■ Set exercise
Images do not belong in the copy. Retype all the entries below exactly.
** begin Extracted entries **
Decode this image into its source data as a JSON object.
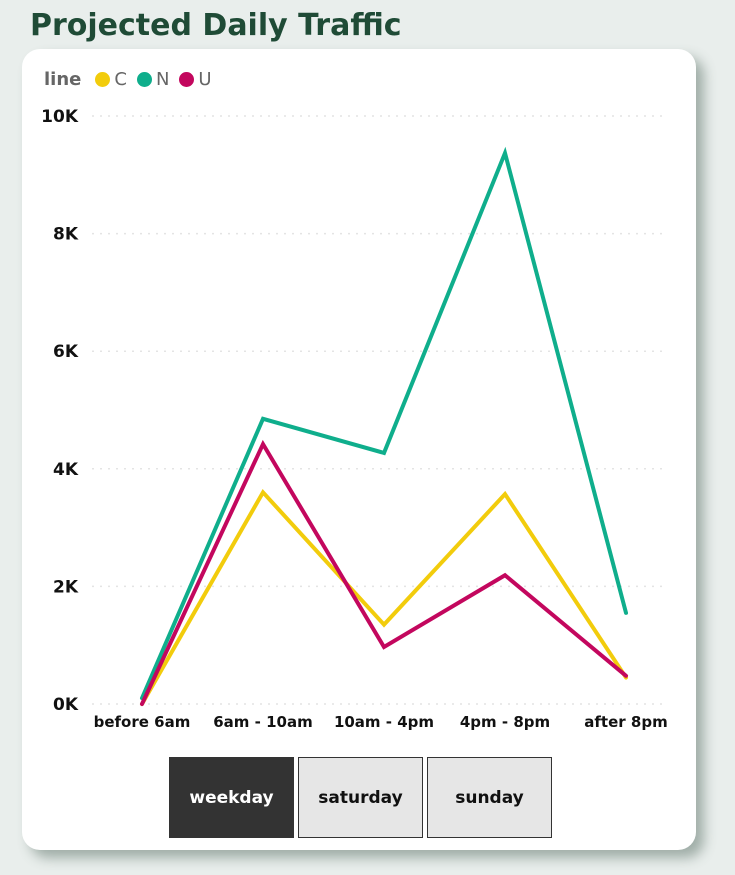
{
  "page": {
    "title": "Projected Daily Traffic"
  },
  "legend": {
    "title": "line"
  },
  "buttons": [
    {
      "label": "weekday",
      "active": true
    },
    {
      "label": "saturday",
      "active": false
    },
    {
      "label": "sunday",
      "active": false
    }
  ],
  "chart_data": {
    "type": "line",
    "categories": [
      "before 6am",
      "6am - 10am",
      "10am - 4pm",
      "4pm - 8pm",
      "after 8pm"
    ],
    "series": [
      {
        "name": "C",
        "color": "#F2CC0C",
        "values": [
          0,
          3600,
          1350,
          3570,
          450
        ]
      },
      {
        "name": "N",
        "color": "#0FAE8C",
        "values": [
          100,
          4850,
          4270,
          9370,
          1550
        ]
      },
      {
        "name": "U",
        "color": "#C3075E",
        "values": [
          0,
          4420,
          970,
          2190,
          480
        ]
      }
    ],
    "yticks": [
      "0K",
      "2K",
      "4K",
      "6K",
      "8K",
      "10K"
    ],
    "ylim": [
      0,
      10000
    ],
    "legend_position": "top-left",
    "grid": true
  }
}
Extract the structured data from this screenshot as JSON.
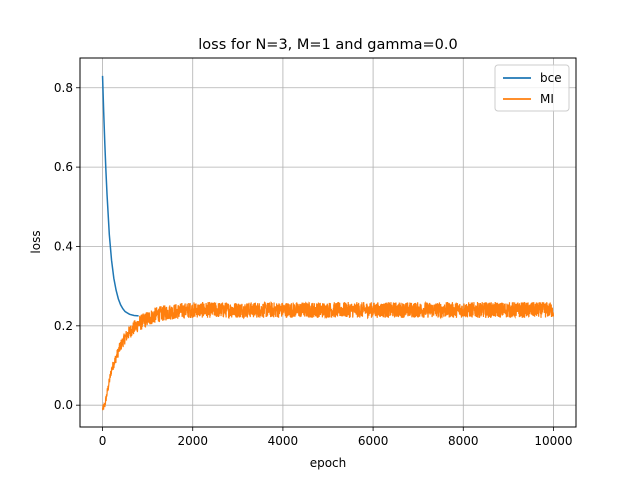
{
  "chart_data": {
    "type": "line",
    "title": "loss for N=3, M=1 and gamma=0.0",
    "xlabel": "epoch",
    "ylabel": "loss",
    "xlim": [
      -500,
      10500
    ],
    "ylim": [
      -0.055,
      0.875
    ],
    "xticks": [
      0,
      2000,
      4000,
      6000,
      8000,
      10000
    ],
    "xtick_labels": [
      "0",
      "2000",
      "4000",
      "6000",
      "8000",
      "10000"
    ],
    "yticks": [
      0.0,
      0.2,
      0.4,
      0.6,
      0.8
    ],
    "ytick_labels": [
      "0.0",
      "0.2",
      "0.4",
      "0.6",
      "0.8"
    ],
    "grid": true,
    "legend_position": "top-right",
    "series": [
      {
        "name": "bce",
        "color": "#1f77b4",
        "points": [
          [
            0,
            0.83
          ],
          [
            25,
            0.74
          ],
          [
            50,
            0.66
          ],
          [
            75,
            0.59
          ],
          [
            100,
            0.53
          ],
          [
            150,
            0.43
          ],
          [
            200,
            0.365
          ],
          [
            250,
            0.32
          ],
          [
            300,
            0.29
          ],
          [
            350,
            0.268
          ],
          [
            400,
            0.253
          ],
          [
            450,
            0.243
          ],
          [
            500,
            0.236
          ],
          [
            600,
            0.229
          ],
          [
            700,
            0.226
          ],
          [
            800,
            0.225
          ]
        ]
      },
      {
        "name": "MI",
        "color": "#ff7f0e",
        "trend_points": [
          [
            0,
            -0.01
          ],
          [
            50,
            0.0
          ],
          [
            100,
            0.03
          ],
          [
            150,
            0.06
          ],
          [
            200,
            0.09
          ],
          [
            300,
            0.12
          ],
          [
            400,
            0.15
          ],
          [
            500,
            0.17
          ],
          [
            600,
            0.185
          ],
          [
            700,
            0.195
          ],
          [
            800,
            0.205
          ],
          [
            1000,
            0.218
          ],
          [
            1200,
            0.228
          ],
          [
            1500,
            0.235
          ],
          [
            2000,
            0.24
          ],
          [
            10000,
            0.24
          ]
        ],
        "noise_amplitude": 0.02
      }
    ]
  }
}
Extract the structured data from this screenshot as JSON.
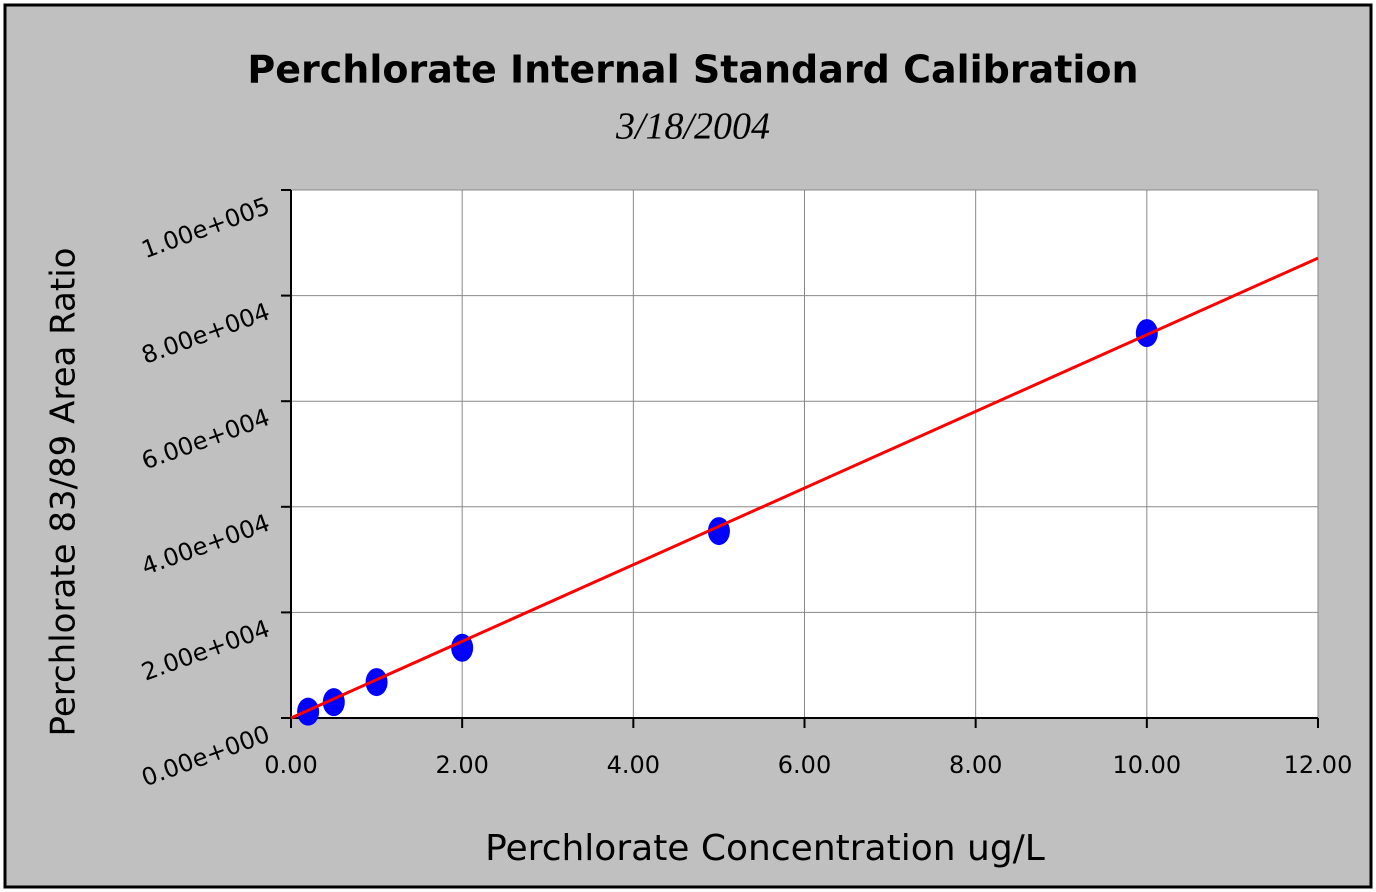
** end Extracted entries **
■ Full output
Decode this image into its source data as a JSON object.
{
  "page": {
    "title": "Projected Daily Traffic"
  },
  "legend": {
    "title": "line"
  },
  "buttons": [
    {
      "label": "weekday",
      "active": true
    },
    {
      "label": "saturday",
      "active": false
    },
    {
      "label": "sunday",
      "active": false
    }
  ],
  "chart_data": {
    "type": "line",
    "categories": [
      "before 6am",
      "6am - 10am",
      "10am - 4pm",
      "4pm - 8pm",
      "after 8pm"
    ],
    "series": [
      {
        "name": "C",
        "color": "#F2CC0C",
        "values": [
          0,
          3600,
          1350,
          3570,
          450
        ]
      },
      {
        "name": "N",
        "color": "#0FAE8C",
        "values": [
          100,
          4850,
          4270,
          9370,
          1550
        ]
      },
      {
        "name": "U",
        "color": "#C3075E",
        "values": [
          0,
          4420,
          970,
          2190,
          480
        ]
      }
    ],
    "yticks": [
      "0K",
      "2K",
      "4K",
      "6K",
      "8K",
      "10K"
    ],
    "ylim": [
      0,
      10000
    ],
    "legend_position": "top-left",
    "grid": true
  }
}
Extract the structured data from this screenshot as JSON.
{
  "chart_data": {
    "type": "line",
    "title": "loss for N=3, M=1 and gamma=0.0",
    "xlabel": "epoch",
    "ylabel": "loss",
    "xlim": [
      -500,
      10500
    ],
    "ylim": [
      -0.055,
      0.875
    ],
    "xticks": [
      0,
      2000,
      4000,
      6000,
      8000,
      10000
    ],
    "xtick_labels": [
      "0",
      "2000",
      "4000",
      "6000",
      "8000",
      "10000"
    ],
    "yticks": [
      0.0,
      0.2,
      0.4,
      0.6,
      0.8
    ],
    "ytick_labels": [
      "0.0",
      "0.2",
      "0.4",
      "0.6",
      "0.8"
    ],
    "grid": true,
    "legend_position": "top-right",
    "series": [
      {
        "name": "bce",
        "color": "#1f77b4",
        "points": [
          [
            0,
            0.83
          ],
          [
            25,
            0.74
          ],
          [
            50,
            0.66
          ],
          [
            75,
            0.59
          ],
          [
            100,
            0.53
          ],
          [
            150,
            0.43
          ],
          [
            200,
            0.365
          ],
          [
            250,
            0.32
          ],
          [
            300,
            0.29
          ],
          [
            350,
            0.268
          ],
          [
            400,
            0.253
          ],
          [
            450,
            0.243
          ],
          [
            500,
            0.236
          ],
          [
            600,
            0.229
          ],
          [
            700,
            0.226
          ],
          [
            800,
            0.225
          ]
        ]
      },
      {
        "name": "MI",
        "color": "#ff7f0e",
        "trend_points": [
          [
            0,
            -0.01
          ],
          [
            50,
            0.0
          ],
          [
            100,
            0.03
          ],
          [
            150,
            0.06
          ],
          [
            200,
            0.09
          ],
          [
            300,
            0.12
          ],
          [
            400,
            0.15
          ],
          [
            500,
            0.17
          ],
          [
            600,
            0.185
          ],
          [
            700,
            0.195
          ],
          [
            800,
            0.205
          ],
          [
            1000,
            0.218
          ],
          [
            1200,
            0.228
          ],
          [
            1500,
            0.235
          ],
          [
            2000,
            0.24
          ],
          [
            10000,
            0.24
          ]
        ],
        "noise_amplitude": 0.02
      }
    ]
  }
}
Extract the structured data from this screenshot as JSON.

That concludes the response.